**Stated exercise:**
The listing below must be repeated word for word, with its images excluded.

**Provided material:**

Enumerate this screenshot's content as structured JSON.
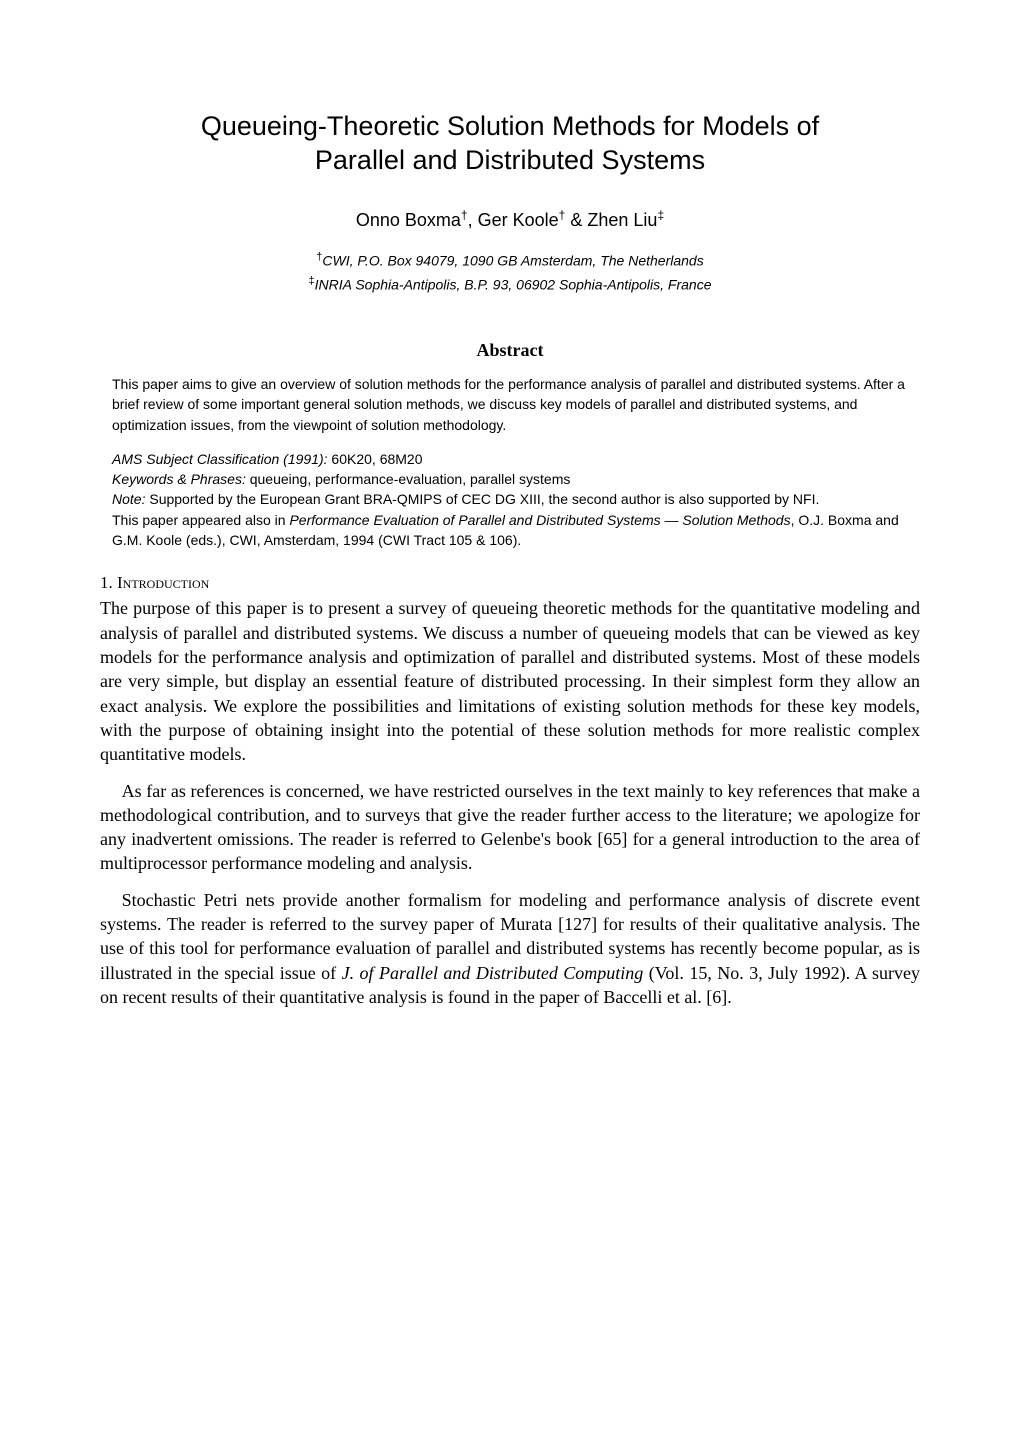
{
  "title_line1": "Queueing-Theoretic Solution Methods for Models of",
  "title_line2": "Parallel and Distributed Systems",
  "author1": "Onno Boxma",
  "author2": "Ger Koole",
  "author3": "Zhen Liu",
  "dagger": "†",
  "ddagger": "‡",
  "amp": " & ",
  "comma_sp": ", ",
  "affil1": "CWI, P.O. Box 94079, 1090 GB Amsterdam, The Netherlands",
  "affil2": "INRIA Sophia-Antipolis, B.P. 93, 06902 Sophia-Antipolis, France",
  "abstract_heading": "Abstract",
  "abstract_text": "This paper aims to give an overview of solution methods for the performance analysis of parallel and distributed systems. After a brief review of some important general solution methods, we discuss key models of parallel and distributed systems, and optimization issues, from the viewpoint of solution methodology.",
  "ams_label": "AMS Subject Classification (1991):",
  "ams_value": " 60K20, 68M20",
  "keywords_label": "Keywords & Phrases:",
  "keywords_value": " queueing, performance-evaluation, parallel systems",
  "note_label": "Note:",
  "note_value": " Supported by the European Grant BRA-QMIPS of CEC DG XIII, the second author is also supported by NFI.",
  "appeared_pre": "This paper appeared also in ",
  "appeared_ital": "Performance Evaluation of Parallel and Distributed Systems — Solution Methods",
  "appeared_post": ", O.J. Boxma and G.M. Koole (eds.), CWI, Amsterdam, 1994 (CWI Tract 105 & 106).",
  "section_num": "1. ",
  "section_title": "Introduction",
  "p1": "The purpose of this paper is to present a survey of queueing theoretic methods for the quantitative modeling and analysis of parallel and distributed systems. We discuss a number of queueing models that can be viewed as key models for the performance analysis and optimization of parallel and distributed systems. Most of these models are very simple, but display an essential feature of distributed processing. In their simplest form they allow an exact analysis. We explore the possibilities and limitations of existing solution methods for these key models, with the purpose of obtaining insight into the potential of these solution methods for more realistic complex quantitative models.",
  "p2": "As far as references is concerned, we have restricted ourselves in the text mainly to key references that make a methodological contribution, and to surveys that give the reader further access to the literature; we apologize for any inadvertent omissions. The reader is referred to Gelenbe's book [65] for a general introduction to the area of multiprocessor performance modeling and analysis.",
  "p3_pre": "Stochastic Petri nets provide another formalism for modeling and performance analysis of discrete event systems. The reader is referred to the survey paper of Murata [127] for results of their qualitative analysis. The use of this tool for performance evaluation of parallel and distributed systems has recently become popular, as is illustrated in the special issue of ",
  "p3_ital": "J. of Parallel and Distributed Computing",
  "p3_post": " (Vol. 15, No. 3, July 1992). A survey on recent results of their quantitative analysis is found in the paper of Baccelli et al. [6]."
}
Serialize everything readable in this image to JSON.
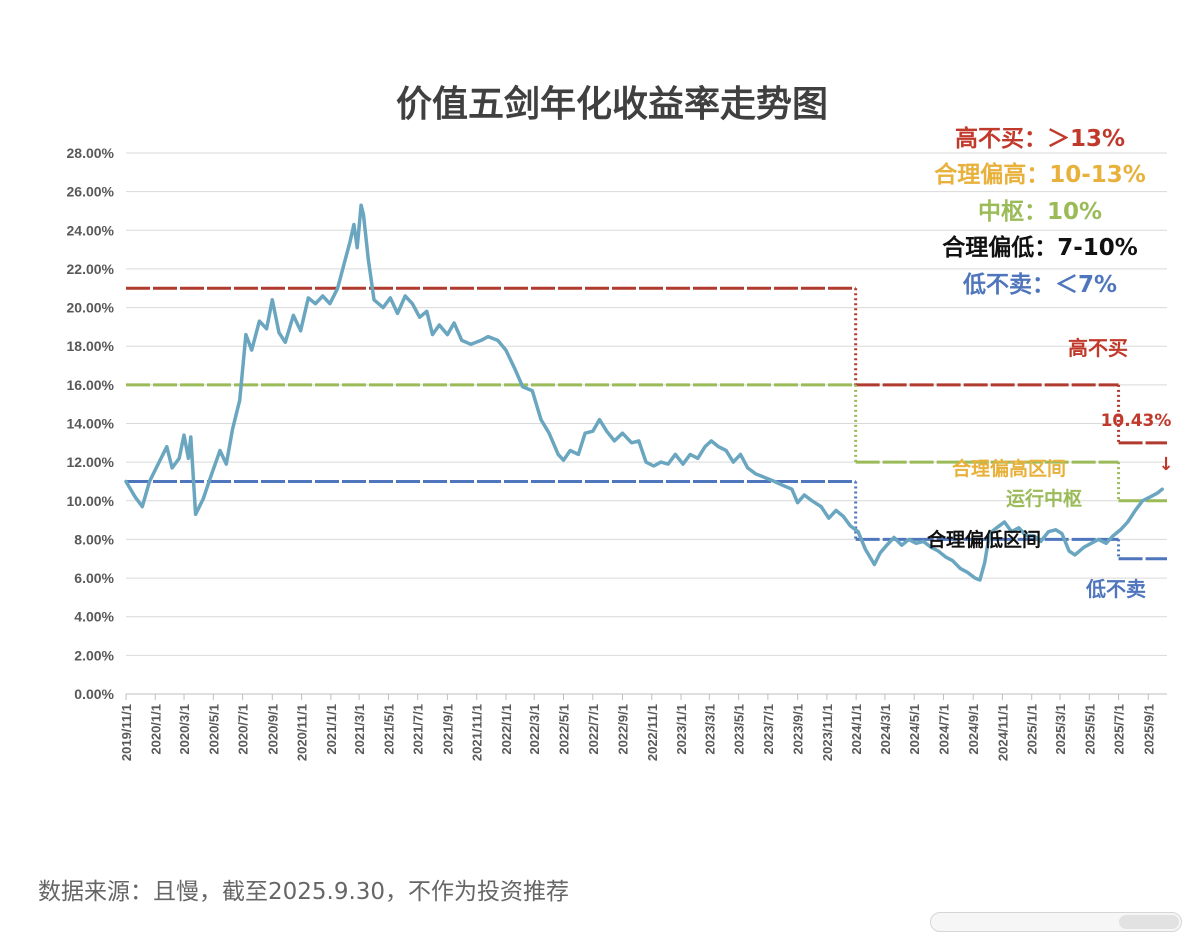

**Task response:**
Enumerate this screenshot's content as structured JSON.
{
  "title_line1": "Queueing-Theoretic Solution Methods for Models of",
  "title_line2": "Parallel and Distributed Systems",
  "author1": "Onno Boxma",
  "author2": "Ger Koole",
  "author3": "Zhen Liu",
  "dagger": "†",
  "ddagger": "‡",
  "amp": " & ",
  "comma_sp": ", ",
  "affil1": "CWI, P.O. Box 94079, 1090 GB Amsterdam, The Netherlands",
  "affil2": "INRIA Sophia-Antipolis, B.P. 93, 06902 Sophia-Antipolis, France",
  "abstract_heading": "Abstract",
  "abstract_text": "This paper aims to give an overview of solution methods for the performance analysis of parallel and distributed systems. After a brief review of some important general solution methods, we discuss key models of parallel and distributed systems, and optimization issues, from the viewpoint of solution methodology.",
  "ams_label": "AMS Subject Classification (1991):",
  "ams_value": " 60K20, 68M20",
  "keywords_label": "Keywords & Phrases:",
  "keywords_value": " queueing, performance-evaluation, parallel systems",
  "note_label": "Note:",
  "note_value": " Supported by the European Grant BRA-QMIPS of CEC DG XIII, the second author is also supported by NFI.",
  "appeared_pre": "This paper appeared also in ",
  "appeared_ital": "Performance Evaluation of Parallel and Distributed Systems — Solution Methods",
  "appeared_post": ", O.J. Boxma and G.M. Koole (eds.), CWI, Amsterdam, 1994 (CWI Tract 105 & 106).",
  "section_num": "1. ",
  "section_title": "Introduction",
  "p1": "The purpose of this paper is to present a survey of queueing theoretic methods for the quantitative modeling and analysis of parallel and distributed systems. We discuss a number of queueing models that can be viewed as key models for the performance analysis and optimization of parallel and distributed systems. Most of these models are very simple, but display an essential feature of distributed processing. In their simplest form they allow an exact analysis. We explore the possibilities and limitations of existing solution methods for these key models, with the purpose of obtaining insight into the potential of these solution methods for more realistic complex quantitative models.",
  "p2": "As far as references is concerned, we have restricted ourselves in the text mainly to key references that make a methodological contribution, and to surveys that give the reader further access to the literature; we apologize for any inadvertent omissions. The reader is referred to Gelenbe's book [65] for a general introduction to the area of multiprocessor performance modeling and analysis.",
  "p3_pre": "Stochastic Petri nets provide another formalism for modeling and performance analysis of discrete event systems. The reader is referred to the survey paper of Murata [127] for results of their qualitative analysis. The use of this tool for performance evaluation of parallel and distributed systems has recently become popular, as is illustrated in the special issue of ",
  "p3_ital": "J. of Parallel and Distributed Computing",
  "p3_post": " (Vol. 15, No. 3, July 1992). A survey on recent results of their quantitative analysis is found in the paper of Baccelli et al. [6]."
}
Serialize everything readable in this image to JSON.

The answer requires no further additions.